[GIVEN EXERCISE]: Pull out every line with the word "JSON".

[EXCERPTED DATA]:

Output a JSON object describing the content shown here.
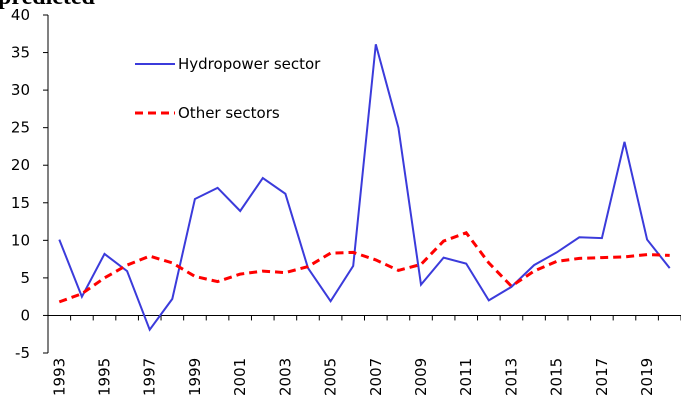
{
  "chart_data": {
    "type": "line",
    "caption": "predicted",
    "categories": [
      "1993",
      null,
      "1995",
      null,
      "1997",
      null,
      "1999",
      null,
      "2001",
      null,
      "2003",
      null,
      "2005",
      null,
      "2007",
      null,
      "2009",
      null,
      "2011",
      null,
      "2013",
      null,
      "2015",
      null,
      "2017",
      null,
      "2019",
      null
    ],
    "series": [
      {
        "name": "Hydropower sector",
        "color": "#3b3bdb",
        "linestyle": "solid",
        "values": [
          10.1,
          2.5,
          8.2,
          5.9,
          -1.9,
          2.2,
          15.5,
          17.0,
          13.9,
          18.3,
          16.2,
          6.3,
          1.9,
          6.6,
          36.1,
          25.0,
          4.1,
          7.7,
          6.9,
          2.0,
          3.8,
          6.7,
          8.4,
          10.4,
          10.3,
          23.1,
          10.1,
          6.3
        ]
      },
      {
        "name": "Other sectors",
        "color": "#ff0000",
        "linestyle": "dashed",
        "values": [
          1.8,
          2.9,
          5.0,
          6.7,
          7.9,
          7.0,
          5.2,
          4.5,
          5.5,
          5.9,
          5.7,
          6.5,
          8.3,
          8.4,
          7.4,
          6.0,
          6.8,
          9.9,
          11.0,
          7.0,
          3.9,
          5.9,
          7.2,
          7.6,
          7.7,
          7.8,
          8.1,
          8.0
        ]
      }
    ],
    "ylim": [
      -5,
      40
    ],
    "yticks": [
      -5,
      0,
      5,
      10,
      15,
      20,
      25,
      30,
      35,
      40
    ],
    "grid": false
  }
}
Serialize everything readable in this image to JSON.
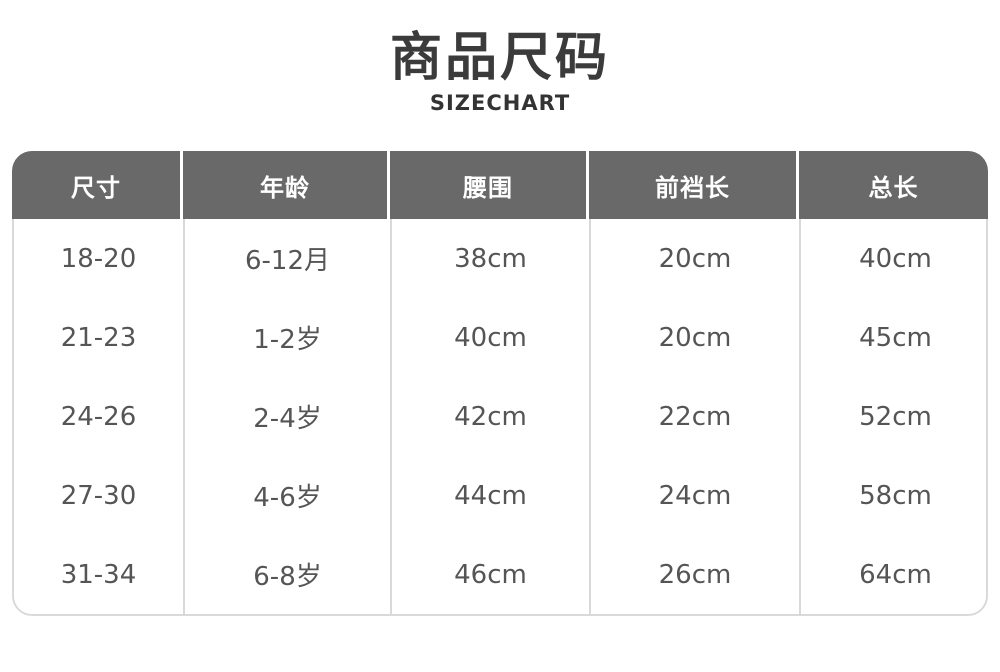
{
  "page": {
    "title": "商品尺码",
    "subtitle": "SIZECHART"
  },
  "colors": {
    "header_bg": "#696969",
    "header_text": "#ffffff",
    "body_text": "#555555",
    "border": "#d9d9d9",
    "title_text": "#3b3b3b"
  },
  "chart_data": {
    "type": "table",
    "title": "商品尺码",
    "subtitle": "SIZECHART",
    "headers": [
      "尺寸",
      "年龄",
      "腰围",
      "前裆长",
      "总长"
    ],
    "rows": [
      [
        "18-20",
        "6-12月",
        "38cm",
        "20cm",
        "40cm"
      ],
      [
        "21-23",
        "1-2岁",
        "40cm",
        "20cm",
        "45cm"
      ],
      [
        "24-26",
        "2-4岁",
        "42cm",
        "22cm",
        "52cm"
      ],
      [
        "27-30",
        "4-6岁",
        "44cm",
        "24cm",
        "58cm"
      ],
      [
        "31-34",
        "6-8岁",
        "46cm",
        "26cm",
        "64cm"
      ]
    ]
  }
}
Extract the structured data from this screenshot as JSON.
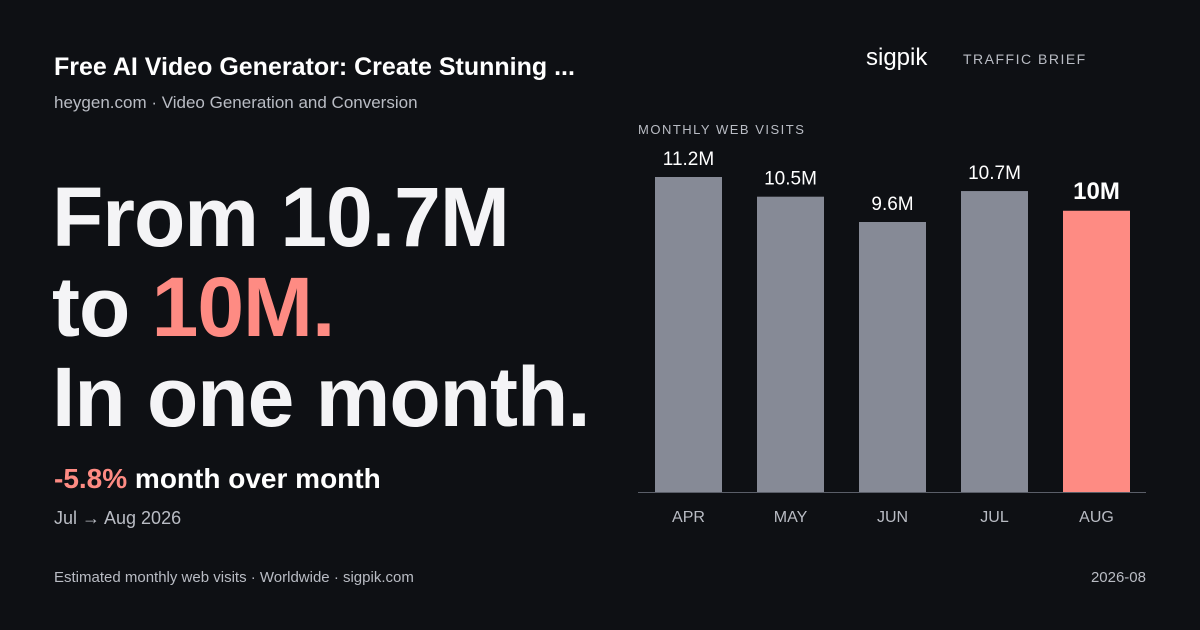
{
  "header": {
    "title": "Free AI Video Generator: Create Stunning ...",
    "subtitle": "heygen.com · Video Generation and Conversion"
  },
  "brand": {
    "name": "sigpik",
    "tag": "TRAFFIC BRIEF"
  },
  "headline": {
    "line1": "From 10.7M",
    "line2_prefix": "to ",
    "line2_accent": "10M.",
    "line3": "In one month."
  },
  "change": {
    "percent": "-5.8%",
    "text": " month over month",
    "period": "Jul → Aug 2026"
  },
  "footer": {
    "source": "Estimated monthly web visits · Worldwide · sigpik.com",
    "date": "2026-08"
  },
  "colors": {
    "background": "#0e1014",
    "bar": "#868a96",
    "highlight": "#fe8b83",
    "muted_text": "#b9bcc4"
  },
  "chart_data": {
    "type": "bar",
    "title": "MONTHLY WEB VISITS",
    "categories": [
      "APR",
      "MAY",
      "JUN",
      "JUL",
      "AUG"
    ],
    "values": [
      11.2,
      10.5,
      9.6,
      10.7,
      10.0
    ],
    "value_labels": [
      "11.2M",
      "10.5M",
      "9.6M",
      "10.7M",
      "10M"
    ],
    "highlight_index": 4,
    "ylim": [
      0,
      11.2
    ],
    "grid": false,
    "legend": "none"
  }
}
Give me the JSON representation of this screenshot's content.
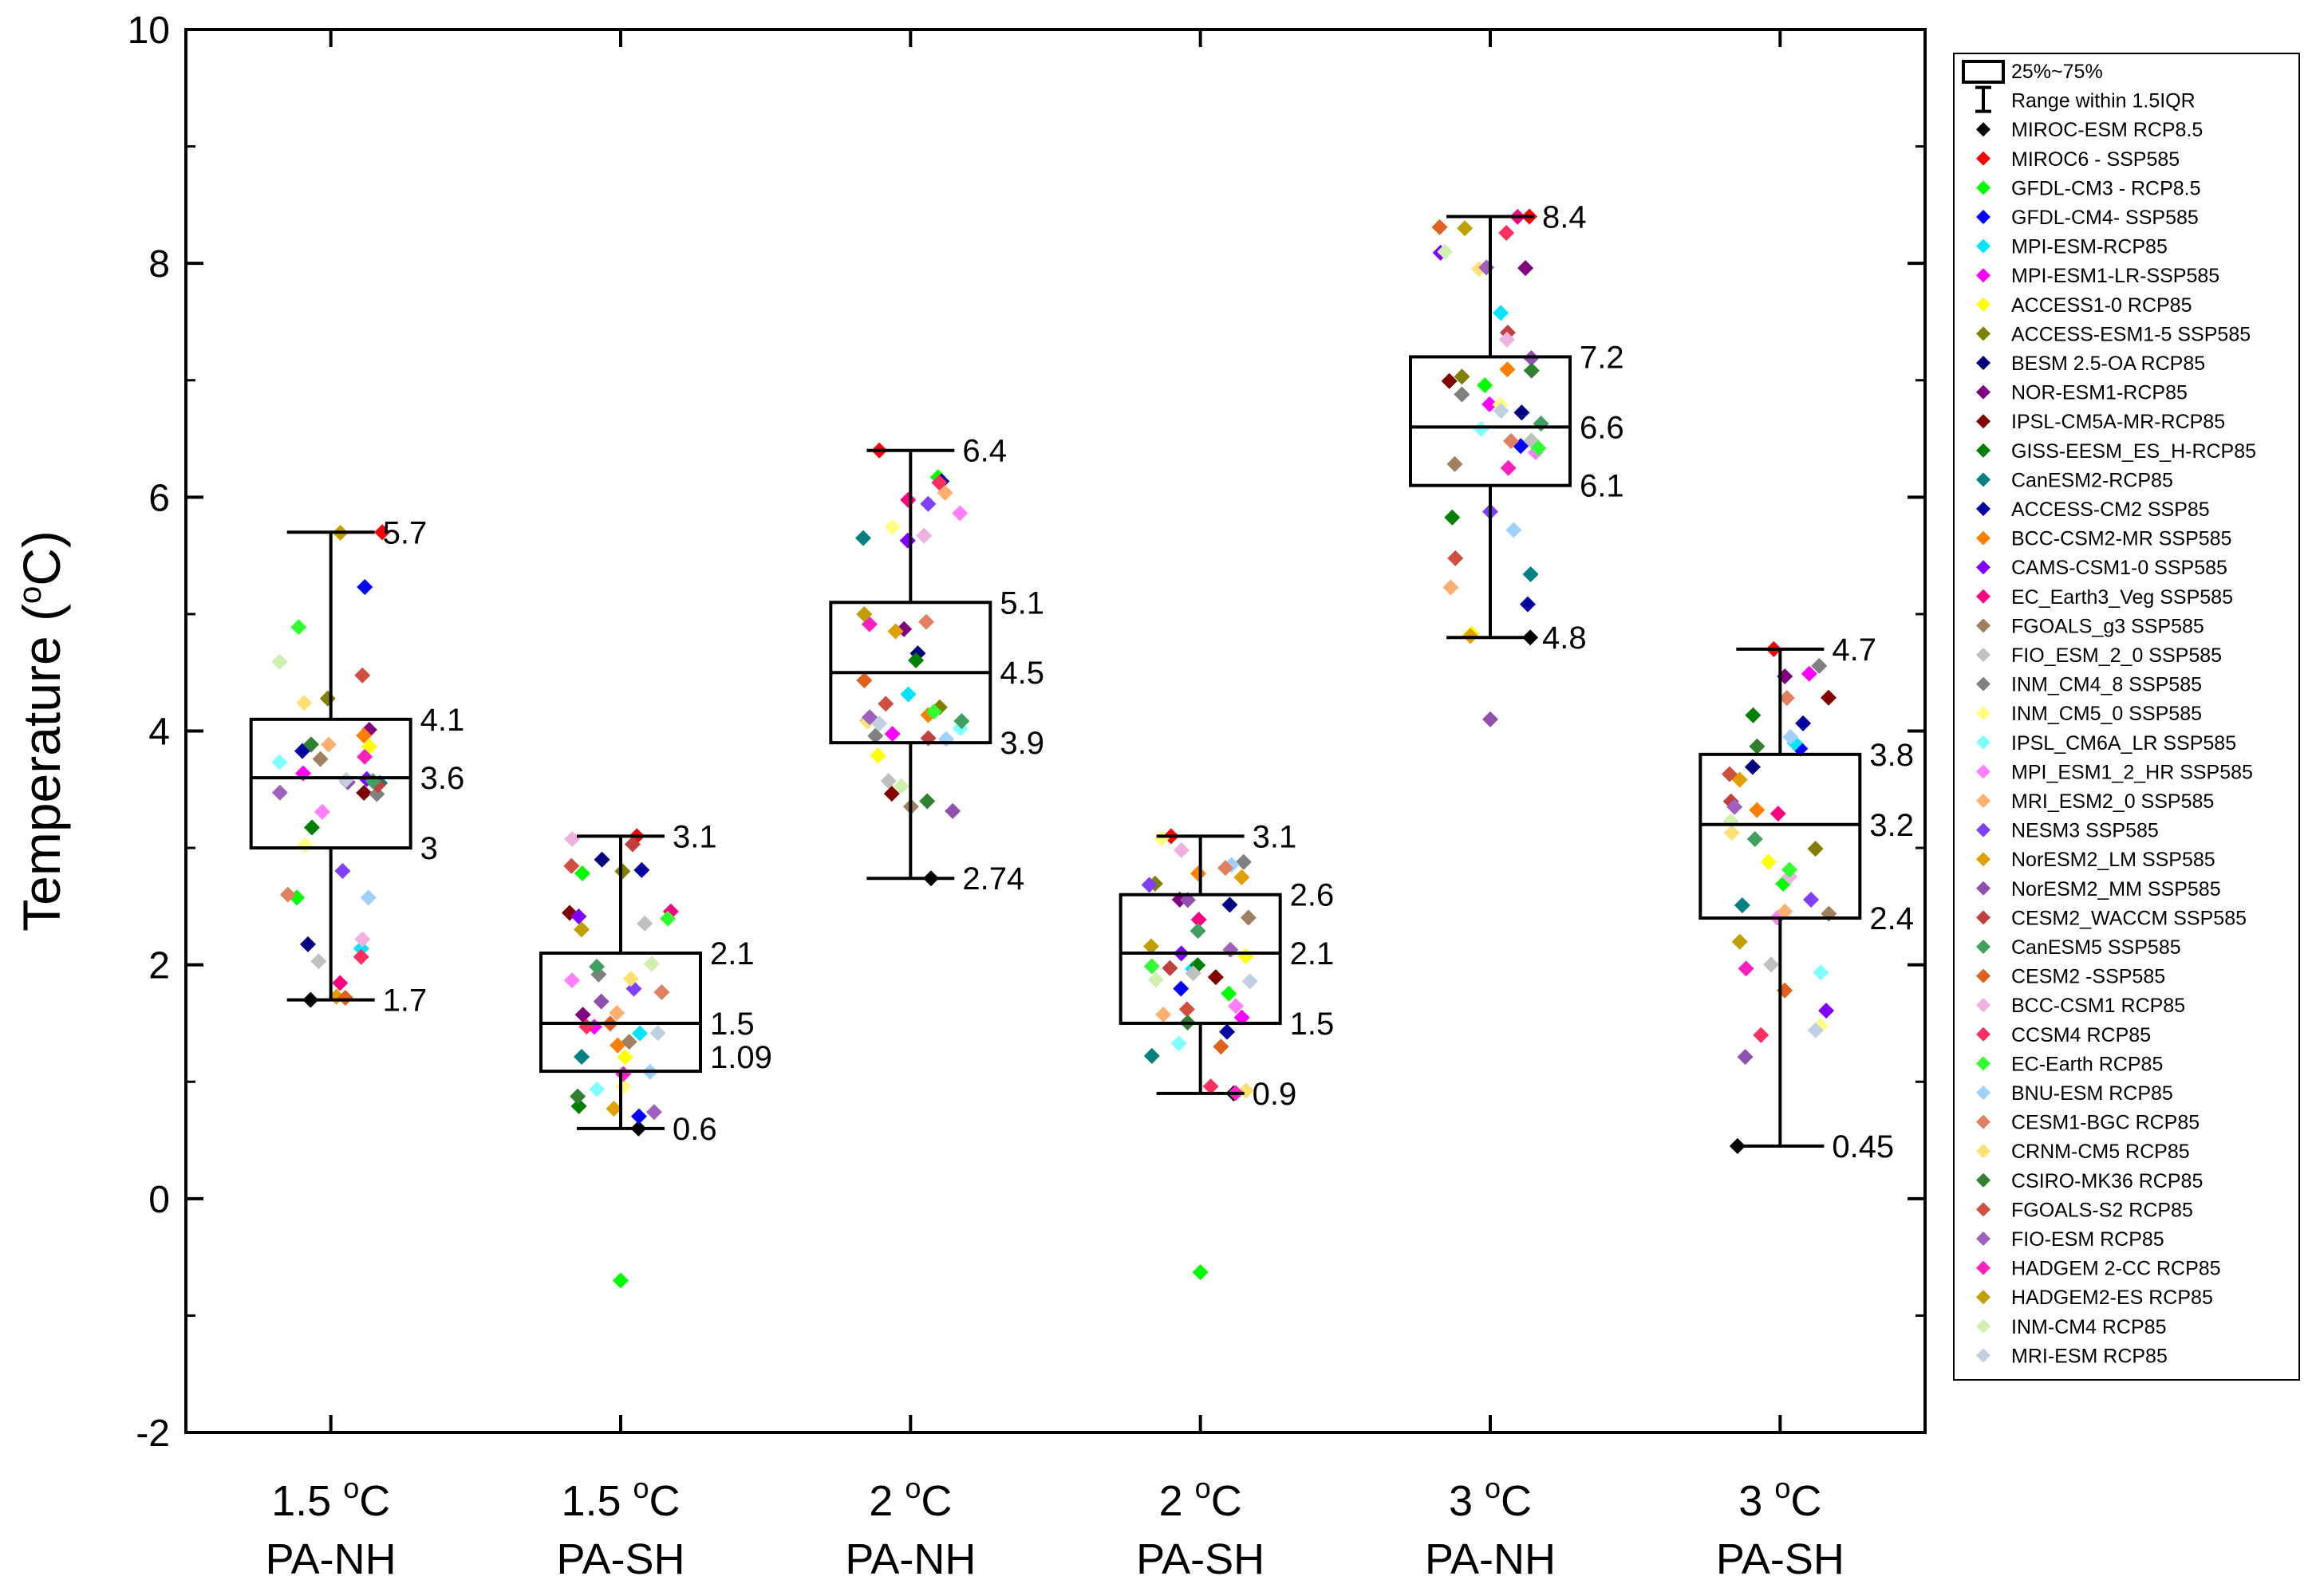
{
  "chart_data": {
    "type": "box",
    "title": "",
    "xlabel": "",
    "ylabel": {
      "main": "Temperature (",
      "sup": "o",
      "tail": "C)"
    },
    "ylim": [
      -2,
      10
    ],
    "yticks": [
      "-2",
      "0",
      "2",
      "4",
      "6",
      "8",
      "10"
    ],
    "categories": [
      {
        "line1": "1.5 ",
        "sup": "o",
        "line1_tail": "C",
        "line2": "PA-NH"
      },
      {
        "line1": "1.5 ",
        "sup": "o",
        "line1_tail": "C",
        "line2": "PA-SH"
      },
      {
        "line1": "2 ",
        "sup": "o",
        "line1_tail": "C",
        "line2": "PA-NH"
      },
      {
        "line1": "2 ",
        "sup": "o",
        "line1_tail": "C",
        "line2": "PA-SH"
      },
      {
        "line1": "3 ",
        "sup": "o",
        "line1_tail": "C",
        "line2": "PA-NH"
      },
      {
        "line1": "3 ",
        "sup": "o",
        "line1_tail": "C",
        "line2": "PA-SH"
      }
    ],
    "boxes": [
      {
        "min": 1.7,
        "q1": 3,
        "median": 3.6,
        "q3": 4.1,
        "max": 5.7,
        "labels": {
          "max": "5.7",
          "q3": "4.1",
          "median": "3.6",
          "q1": "3",
          "min": "1.7"
        }
      },
      {
        "min": 0.6,
        "q1": 1.09,
        "median": 1.5,
        "q3": 2.1,
        "max": 3.1,
        "labels": {
          "max": "3.1",
          "q3": "2.1",
          "median": "1.5",
          "q1": "1.09",
          "min": "0.6"
        }
      },
      {
        "min": 2.74,
        "q1": 3.9,
        "median": 4.5,
        "q3": 5.1,
        "max": 6.4,
        "labels": {
          "max": "6.4",
          "q3": "5.1",
          "median": "4.5",
          "q1": "3.9",
          "min": "2.74"
        }
      },
      {
        "min": 0.9,
        "q1": 1.5,
        "median": 2.1,
        "q3": 2.6,
        "max": 3.1,
        "labels": {
          "max": "3.1",
          "q3": "2.6",
          "median": "2.1",
          "q1": "1.5",
          "min": "0.9"
        }
      },
      {
        "min": 4.8,
        "q1": 6.1,
        "median": 6.6,
        "q3": 7.2,
        "max": 8.4,
        "labels": {
          "max": "8.4",
          "q3": "7.2",
          "median": "6.6",
          "q1": "6.1",
          "min": "4.8"
        }
      },
      {
        "min": 0.45,
        "q1": 2.4,
        "median": 3.2,
        "q3": 3.8,
        "max": 4.7,
        "labels": {
          "max": "4.7",
          "q3": "3.8",
          "median": "3.2",
          "q1": "2.4",
          "min": "0.45"
        }
      }
    ],
    "legend": {
      "position": "right",
      "box_label": "25%~75%",
      "whisker_label": "Range within 1.5IQR",
      "models": [
        {
          "name": "MIROC-ESM RCP8.5",
          "color": "#000000"
        },
        {
          "name": "MIROC6 - SSP585",
          "color": "#ff0000"
        },
        {
          "name": "GFDL-CM3 - RCP8.5",
          "color": "#00ff00"
        },
        {
          "name": "GFDL-CM4- SSP585",
          "color": "#0000ff"
        },
        {
          "name": "MPI-ESM-RCP85",
          "color": "#00e5ff"
        },
        {
          "name": "MPI-ESM1-LR-SSP585",
          "color": "#ff00ff"
        },
        {
          "name": "ACCESS1-0 RCP85",
          "color": "#ffff00"
        },
        {
          "name": "ACCESS-ESM1-5 SSP585",
          "color": "#808000"
        },
        {
          "name": "BESM 2.5-OA RCP85",
          "color": "#000080"
        },
        {
          "name": "NOR-ESM1-RCP85",
          "color": "#800080"
        },
        {
          "name": "IPSL-CM5A-MR-RCP85",
          "color": "#800000"
        },
        {
          "name": "GISS-EESM_ES_H-RCP85",
          "color": "#008000"
        },
        {
          "name": "CanESM2-RCP85",
          "color": "#008080"
        },
        {
          "name": "ACCESS-CM2 SSP85",
          "color": "#0000a0"
        },
        {
          "name": "BCC-CSM2-MR SSP585",
          "color": "#ff8000"
        },
        {
          "name": "CAMS-CSM1-0 SSP585",
          "color": "#8000ff"
        },
        {
          "name": "EC_Earth3_Veg SSP585",
          "color": "#ff0080"
        },
        {
          "name": "FGOALS_g3 SSP585",
          "color": "#a08060"
        },
        {
          "name": "FIO_ESM_2_0 SSP585",
          "color": "#c0c0c0"
        },
        {
          "name": "INM_CM4_8 SSP585",
          "color": "#808080"
        },
        {
          "name": "INM_CM5_0 SSP585",
          "color": "#ffff80"
        },
        {
          "name": "IPSL_CM6A_LR SSP585",
          "color": "#80ffff"
        },
        {
          "name": "MPI_ESM1_2_HR SSP585",
          "color": "#ff80ff"
        },
        {
          "name": "MRI_ESM2_0 SSP585",
          "color": "#ffb070"
        },
        {
          "name": "NESM3 SSP585",
          "color": "#8040ff"
        },
        {
          "name": "NorESM2_LM SSP585",
          "color": "#e0a000"
        },
        {
          "name": "NorESM2_MM SSP585",
          "color": "#9050b0"
        },
        {
          "name": "CESM2_WACCM SSP585",
          "color": "#c04040"
        },
        {
          "name": "CanESM5 SSP585",
          "color": "#40a060"
        },
        {
          "name": "CESM2 -SSP585",
          "color": "#e06020"
        },
        {
          "name": "BCC-CSM1 RCP85",
          "color": "#f0b0e0"
        },
        {
          "name": "CCSM4 RCP85",
          "color": "#ff3060"
        },
        {
          "name": "EC-Earth RCP85",
          "color": "#30ff30"
        },
        {
          "name": "BNU-ESM RCP85",
          "color": "#a0d0ff"
        },
        {
          "name": "CESM1-BGC RCP85",
          "color": "#e08060"
        },
        {
          "name": "CRNM-CM5 RCP85",
          "color": "#ffe070"
        },
        {
          "name": "CSIRO-MK36 RCP85",
          "color": "#308030"
        },
        {
          "name": "FGOALS-S2 RCP85",
          "color": "#d05040"
        },
        {
          "name": "FIO-ESM RCP85",
          "color": "#a060c0"
        },
        {
          "name": "HADGEM 2-CC RCP85",
          "color": "#ff20c0"
        },
        {
          "name": "HADGEM2-ES RCP85",
          "color": "#c0a000"
        },
        {
          "name": "INM-CM4 RCP85",
          "color": "#d0f0b0"
        },
        {
          "name": "MRI-ESM RCP85",
          "color": "#c0d0e0"
        }
      ]
    },
    "outliers": [
      {
        "category": 1,
        "value": -0.7,
        "color": "#00ff00"
      },
      {
        "category": 3,
        "value": -0.63,
        "color": "#00ff00"
      },
      {
        "category": 4,
        "value": 4.1,
        "color": "#9050b0"
      }
    ]
  }
}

[ANSWER IN FULL]:
Output a JSON object describing the content shown here.
Serialize everything readable in this image to JSON.
Extract the structured data from this screenshot as JSON.
Give me the JSON representation of this screenshot's content.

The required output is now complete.